What the exercise asks: Check each line of the records below for the word "role" and copy those where it appears.

════════

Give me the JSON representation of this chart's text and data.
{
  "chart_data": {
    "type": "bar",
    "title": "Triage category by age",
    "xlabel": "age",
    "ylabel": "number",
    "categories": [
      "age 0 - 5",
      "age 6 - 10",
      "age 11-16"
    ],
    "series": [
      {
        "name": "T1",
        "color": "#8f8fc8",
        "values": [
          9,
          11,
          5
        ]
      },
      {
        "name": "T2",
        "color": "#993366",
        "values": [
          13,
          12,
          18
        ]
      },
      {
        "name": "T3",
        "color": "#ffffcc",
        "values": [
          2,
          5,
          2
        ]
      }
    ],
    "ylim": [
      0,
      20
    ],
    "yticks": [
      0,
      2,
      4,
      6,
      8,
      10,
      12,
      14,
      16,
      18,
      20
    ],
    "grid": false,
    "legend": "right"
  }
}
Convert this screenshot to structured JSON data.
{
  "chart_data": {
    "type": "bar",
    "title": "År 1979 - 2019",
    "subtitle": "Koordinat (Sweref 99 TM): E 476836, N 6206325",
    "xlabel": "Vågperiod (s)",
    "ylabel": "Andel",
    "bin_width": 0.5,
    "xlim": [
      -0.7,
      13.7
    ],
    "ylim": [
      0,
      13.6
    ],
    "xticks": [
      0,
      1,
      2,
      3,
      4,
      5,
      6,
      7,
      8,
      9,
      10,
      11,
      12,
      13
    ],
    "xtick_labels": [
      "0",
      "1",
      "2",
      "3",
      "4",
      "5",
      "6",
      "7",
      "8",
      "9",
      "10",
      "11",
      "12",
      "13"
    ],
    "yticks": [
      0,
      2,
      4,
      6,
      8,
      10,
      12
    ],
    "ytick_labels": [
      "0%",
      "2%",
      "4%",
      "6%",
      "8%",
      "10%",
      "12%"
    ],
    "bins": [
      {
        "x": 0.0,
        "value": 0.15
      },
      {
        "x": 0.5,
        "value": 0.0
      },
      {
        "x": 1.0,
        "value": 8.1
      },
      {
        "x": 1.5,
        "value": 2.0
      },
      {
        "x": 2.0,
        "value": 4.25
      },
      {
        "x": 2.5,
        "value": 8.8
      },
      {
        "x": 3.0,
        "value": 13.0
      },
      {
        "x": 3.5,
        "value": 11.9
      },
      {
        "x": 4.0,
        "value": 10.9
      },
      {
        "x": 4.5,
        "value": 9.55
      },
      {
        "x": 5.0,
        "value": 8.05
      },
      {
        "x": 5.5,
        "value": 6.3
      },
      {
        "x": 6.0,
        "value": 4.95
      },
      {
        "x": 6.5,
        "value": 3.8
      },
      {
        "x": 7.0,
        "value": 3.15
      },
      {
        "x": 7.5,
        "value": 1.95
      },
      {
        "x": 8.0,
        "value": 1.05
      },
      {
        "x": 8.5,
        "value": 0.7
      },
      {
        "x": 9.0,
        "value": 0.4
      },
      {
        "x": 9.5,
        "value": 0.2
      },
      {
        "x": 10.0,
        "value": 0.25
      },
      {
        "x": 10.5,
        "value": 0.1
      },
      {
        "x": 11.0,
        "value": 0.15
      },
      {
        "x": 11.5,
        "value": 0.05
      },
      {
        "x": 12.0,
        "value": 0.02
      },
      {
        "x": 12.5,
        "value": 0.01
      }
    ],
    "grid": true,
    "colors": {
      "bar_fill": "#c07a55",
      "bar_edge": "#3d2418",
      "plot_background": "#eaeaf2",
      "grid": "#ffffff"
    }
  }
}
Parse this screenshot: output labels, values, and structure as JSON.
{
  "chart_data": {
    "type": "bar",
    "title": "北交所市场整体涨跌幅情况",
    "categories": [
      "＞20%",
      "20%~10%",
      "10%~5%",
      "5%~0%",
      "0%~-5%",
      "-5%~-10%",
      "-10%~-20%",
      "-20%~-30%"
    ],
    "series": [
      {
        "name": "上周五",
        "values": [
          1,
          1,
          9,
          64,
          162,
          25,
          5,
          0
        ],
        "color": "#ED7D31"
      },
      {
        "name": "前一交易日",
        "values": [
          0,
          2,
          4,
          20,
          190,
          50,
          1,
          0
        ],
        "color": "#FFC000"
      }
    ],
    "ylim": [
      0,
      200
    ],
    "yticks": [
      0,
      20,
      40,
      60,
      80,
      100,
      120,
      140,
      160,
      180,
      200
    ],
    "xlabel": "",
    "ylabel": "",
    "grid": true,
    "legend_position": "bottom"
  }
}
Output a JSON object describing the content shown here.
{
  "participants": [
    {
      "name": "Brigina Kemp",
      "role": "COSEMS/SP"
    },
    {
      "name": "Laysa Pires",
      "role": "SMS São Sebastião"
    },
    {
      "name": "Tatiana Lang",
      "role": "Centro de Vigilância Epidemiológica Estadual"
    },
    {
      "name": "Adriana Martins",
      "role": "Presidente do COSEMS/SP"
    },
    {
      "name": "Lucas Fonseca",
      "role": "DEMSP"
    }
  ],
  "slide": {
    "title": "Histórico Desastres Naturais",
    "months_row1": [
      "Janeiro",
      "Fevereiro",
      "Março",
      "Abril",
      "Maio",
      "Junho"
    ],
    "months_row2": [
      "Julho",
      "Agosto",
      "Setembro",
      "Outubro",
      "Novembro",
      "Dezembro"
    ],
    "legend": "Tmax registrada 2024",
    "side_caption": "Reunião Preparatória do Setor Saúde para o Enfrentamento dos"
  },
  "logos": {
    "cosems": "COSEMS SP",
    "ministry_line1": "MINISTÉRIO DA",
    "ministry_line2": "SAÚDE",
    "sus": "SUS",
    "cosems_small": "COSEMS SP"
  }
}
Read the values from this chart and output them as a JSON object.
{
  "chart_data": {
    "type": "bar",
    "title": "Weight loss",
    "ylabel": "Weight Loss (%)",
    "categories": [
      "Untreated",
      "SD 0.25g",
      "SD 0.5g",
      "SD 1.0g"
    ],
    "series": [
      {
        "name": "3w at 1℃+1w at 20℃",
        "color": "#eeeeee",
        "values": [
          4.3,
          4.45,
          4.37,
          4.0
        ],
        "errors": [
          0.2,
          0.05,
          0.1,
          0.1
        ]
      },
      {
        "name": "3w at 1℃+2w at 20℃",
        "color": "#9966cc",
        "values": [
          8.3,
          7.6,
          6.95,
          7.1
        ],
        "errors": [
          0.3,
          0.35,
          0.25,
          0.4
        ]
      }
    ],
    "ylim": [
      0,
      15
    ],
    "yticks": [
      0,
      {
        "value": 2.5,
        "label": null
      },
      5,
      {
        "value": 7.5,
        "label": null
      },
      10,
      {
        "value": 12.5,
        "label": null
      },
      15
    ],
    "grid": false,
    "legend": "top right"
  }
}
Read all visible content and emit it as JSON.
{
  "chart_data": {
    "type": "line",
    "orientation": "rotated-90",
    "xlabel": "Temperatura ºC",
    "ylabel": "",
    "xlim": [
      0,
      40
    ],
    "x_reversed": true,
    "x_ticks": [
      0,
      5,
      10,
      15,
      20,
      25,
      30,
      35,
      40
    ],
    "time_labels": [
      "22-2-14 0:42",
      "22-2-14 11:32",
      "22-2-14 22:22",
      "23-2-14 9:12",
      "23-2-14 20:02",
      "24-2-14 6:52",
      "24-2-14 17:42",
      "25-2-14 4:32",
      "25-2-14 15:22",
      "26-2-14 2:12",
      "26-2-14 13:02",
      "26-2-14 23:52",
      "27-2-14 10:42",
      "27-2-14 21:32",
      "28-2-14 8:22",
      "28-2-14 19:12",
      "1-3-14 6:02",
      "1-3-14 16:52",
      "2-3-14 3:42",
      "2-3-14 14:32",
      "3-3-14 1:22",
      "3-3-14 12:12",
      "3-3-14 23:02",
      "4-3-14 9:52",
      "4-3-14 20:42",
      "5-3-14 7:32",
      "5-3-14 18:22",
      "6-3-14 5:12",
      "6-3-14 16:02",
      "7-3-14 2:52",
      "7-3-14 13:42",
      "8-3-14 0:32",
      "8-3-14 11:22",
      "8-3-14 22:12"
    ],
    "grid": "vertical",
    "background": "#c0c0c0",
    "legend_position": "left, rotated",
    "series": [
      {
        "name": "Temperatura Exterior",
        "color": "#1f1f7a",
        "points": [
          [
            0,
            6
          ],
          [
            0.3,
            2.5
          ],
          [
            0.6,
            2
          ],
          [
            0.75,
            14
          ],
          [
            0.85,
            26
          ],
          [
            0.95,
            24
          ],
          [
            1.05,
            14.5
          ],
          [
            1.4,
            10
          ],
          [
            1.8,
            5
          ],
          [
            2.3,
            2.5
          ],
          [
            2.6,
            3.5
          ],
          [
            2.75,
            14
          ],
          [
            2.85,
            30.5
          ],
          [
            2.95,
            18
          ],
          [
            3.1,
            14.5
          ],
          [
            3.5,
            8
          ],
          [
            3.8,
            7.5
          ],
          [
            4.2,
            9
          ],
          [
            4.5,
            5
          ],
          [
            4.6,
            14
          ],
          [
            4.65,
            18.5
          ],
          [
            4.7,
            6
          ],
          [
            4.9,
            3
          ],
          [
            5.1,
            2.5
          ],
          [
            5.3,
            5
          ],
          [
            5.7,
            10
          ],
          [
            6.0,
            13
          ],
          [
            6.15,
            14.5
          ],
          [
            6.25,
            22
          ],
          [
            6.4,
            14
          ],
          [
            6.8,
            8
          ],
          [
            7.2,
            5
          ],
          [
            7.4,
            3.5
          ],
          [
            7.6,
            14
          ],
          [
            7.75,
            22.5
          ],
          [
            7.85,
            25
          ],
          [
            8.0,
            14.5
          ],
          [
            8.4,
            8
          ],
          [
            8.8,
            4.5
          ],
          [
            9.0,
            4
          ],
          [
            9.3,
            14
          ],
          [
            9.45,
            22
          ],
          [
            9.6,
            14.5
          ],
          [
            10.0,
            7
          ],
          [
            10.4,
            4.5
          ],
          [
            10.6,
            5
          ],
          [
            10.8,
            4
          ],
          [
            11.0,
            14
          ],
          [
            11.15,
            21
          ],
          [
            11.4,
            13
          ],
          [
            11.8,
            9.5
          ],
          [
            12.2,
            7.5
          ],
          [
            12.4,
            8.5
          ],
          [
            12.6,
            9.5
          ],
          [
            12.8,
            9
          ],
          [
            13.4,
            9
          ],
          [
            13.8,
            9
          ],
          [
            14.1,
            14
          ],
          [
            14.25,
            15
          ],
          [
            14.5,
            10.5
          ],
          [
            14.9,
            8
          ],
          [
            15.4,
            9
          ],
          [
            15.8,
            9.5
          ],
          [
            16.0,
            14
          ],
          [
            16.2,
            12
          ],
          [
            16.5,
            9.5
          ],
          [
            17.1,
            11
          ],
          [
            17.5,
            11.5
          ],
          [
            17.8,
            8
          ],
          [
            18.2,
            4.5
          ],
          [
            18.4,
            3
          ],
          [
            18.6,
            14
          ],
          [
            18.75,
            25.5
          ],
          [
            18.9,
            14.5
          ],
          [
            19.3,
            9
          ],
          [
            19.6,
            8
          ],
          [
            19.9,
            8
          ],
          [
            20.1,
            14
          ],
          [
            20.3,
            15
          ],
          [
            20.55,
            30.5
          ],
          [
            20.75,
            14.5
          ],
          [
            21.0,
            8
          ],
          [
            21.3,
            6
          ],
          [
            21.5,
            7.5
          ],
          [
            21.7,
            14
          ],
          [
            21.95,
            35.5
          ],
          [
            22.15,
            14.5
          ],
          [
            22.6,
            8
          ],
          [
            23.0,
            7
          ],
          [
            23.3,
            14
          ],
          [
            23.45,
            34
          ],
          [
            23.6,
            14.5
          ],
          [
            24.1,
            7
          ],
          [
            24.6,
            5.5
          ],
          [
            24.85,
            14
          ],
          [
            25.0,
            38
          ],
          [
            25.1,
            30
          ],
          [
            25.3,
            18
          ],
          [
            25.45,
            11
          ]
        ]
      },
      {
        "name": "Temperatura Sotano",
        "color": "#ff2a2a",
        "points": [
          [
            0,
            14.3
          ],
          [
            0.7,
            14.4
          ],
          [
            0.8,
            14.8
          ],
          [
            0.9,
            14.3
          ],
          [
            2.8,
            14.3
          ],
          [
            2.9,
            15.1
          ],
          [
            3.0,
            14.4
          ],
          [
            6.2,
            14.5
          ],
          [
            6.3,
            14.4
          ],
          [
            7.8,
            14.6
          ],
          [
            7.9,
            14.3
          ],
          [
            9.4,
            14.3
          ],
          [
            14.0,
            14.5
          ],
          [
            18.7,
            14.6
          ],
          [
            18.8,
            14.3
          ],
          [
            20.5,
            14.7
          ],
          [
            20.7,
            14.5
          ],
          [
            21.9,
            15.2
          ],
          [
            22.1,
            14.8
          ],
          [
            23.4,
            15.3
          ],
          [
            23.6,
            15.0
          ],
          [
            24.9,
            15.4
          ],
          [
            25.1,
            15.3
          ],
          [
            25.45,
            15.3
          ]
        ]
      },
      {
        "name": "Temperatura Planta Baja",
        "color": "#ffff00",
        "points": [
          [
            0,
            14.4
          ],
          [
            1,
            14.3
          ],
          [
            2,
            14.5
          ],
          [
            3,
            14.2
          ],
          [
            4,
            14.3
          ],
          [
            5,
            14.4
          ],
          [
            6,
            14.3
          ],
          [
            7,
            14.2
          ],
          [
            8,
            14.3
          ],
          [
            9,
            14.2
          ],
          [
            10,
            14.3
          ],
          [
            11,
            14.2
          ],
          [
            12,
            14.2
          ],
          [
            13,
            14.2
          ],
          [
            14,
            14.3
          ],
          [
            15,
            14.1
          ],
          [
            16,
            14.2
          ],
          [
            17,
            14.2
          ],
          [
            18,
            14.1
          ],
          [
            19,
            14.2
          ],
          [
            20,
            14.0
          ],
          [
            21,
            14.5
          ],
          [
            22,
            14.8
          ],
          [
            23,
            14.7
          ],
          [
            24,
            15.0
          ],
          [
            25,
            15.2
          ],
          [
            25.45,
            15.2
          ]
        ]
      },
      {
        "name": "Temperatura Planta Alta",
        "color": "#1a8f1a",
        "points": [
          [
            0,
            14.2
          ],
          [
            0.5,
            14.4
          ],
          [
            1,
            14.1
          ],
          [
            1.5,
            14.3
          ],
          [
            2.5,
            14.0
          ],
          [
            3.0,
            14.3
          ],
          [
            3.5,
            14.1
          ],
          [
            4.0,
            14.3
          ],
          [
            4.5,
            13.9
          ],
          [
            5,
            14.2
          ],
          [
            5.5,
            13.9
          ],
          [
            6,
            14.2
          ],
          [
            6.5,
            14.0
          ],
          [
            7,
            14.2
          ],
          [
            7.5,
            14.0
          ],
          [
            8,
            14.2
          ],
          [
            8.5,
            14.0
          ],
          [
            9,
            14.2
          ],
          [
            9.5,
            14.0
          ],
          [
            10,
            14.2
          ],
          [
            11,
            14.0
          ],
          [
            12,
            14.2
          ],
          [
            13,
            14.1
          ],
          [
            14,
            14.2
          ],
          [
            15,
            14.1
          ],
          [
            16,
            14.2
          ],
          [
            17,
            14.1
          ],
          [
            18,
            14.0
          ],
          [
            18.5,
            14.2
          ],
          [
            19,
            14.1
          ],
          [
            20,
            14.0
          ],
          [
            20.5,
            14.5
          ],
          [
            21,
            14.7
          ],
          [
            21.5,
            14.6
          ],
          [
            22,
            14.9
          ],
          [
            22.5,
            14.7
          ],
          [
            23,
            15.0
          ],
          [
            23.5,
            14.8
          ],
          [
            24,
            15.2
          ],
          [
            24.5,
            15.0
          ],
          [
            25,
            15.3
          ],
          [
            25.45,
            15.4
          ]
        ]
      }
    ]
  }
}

════════

Result of the exercise:
      "role": "COSEMS/SP"
      "role": "SMS São Sebastião"
      "role": "Centro de Vigilância Epidemiológica Estadual"
      "role": "Presidente do COSEMS/SP"
      "role": "DEMSP"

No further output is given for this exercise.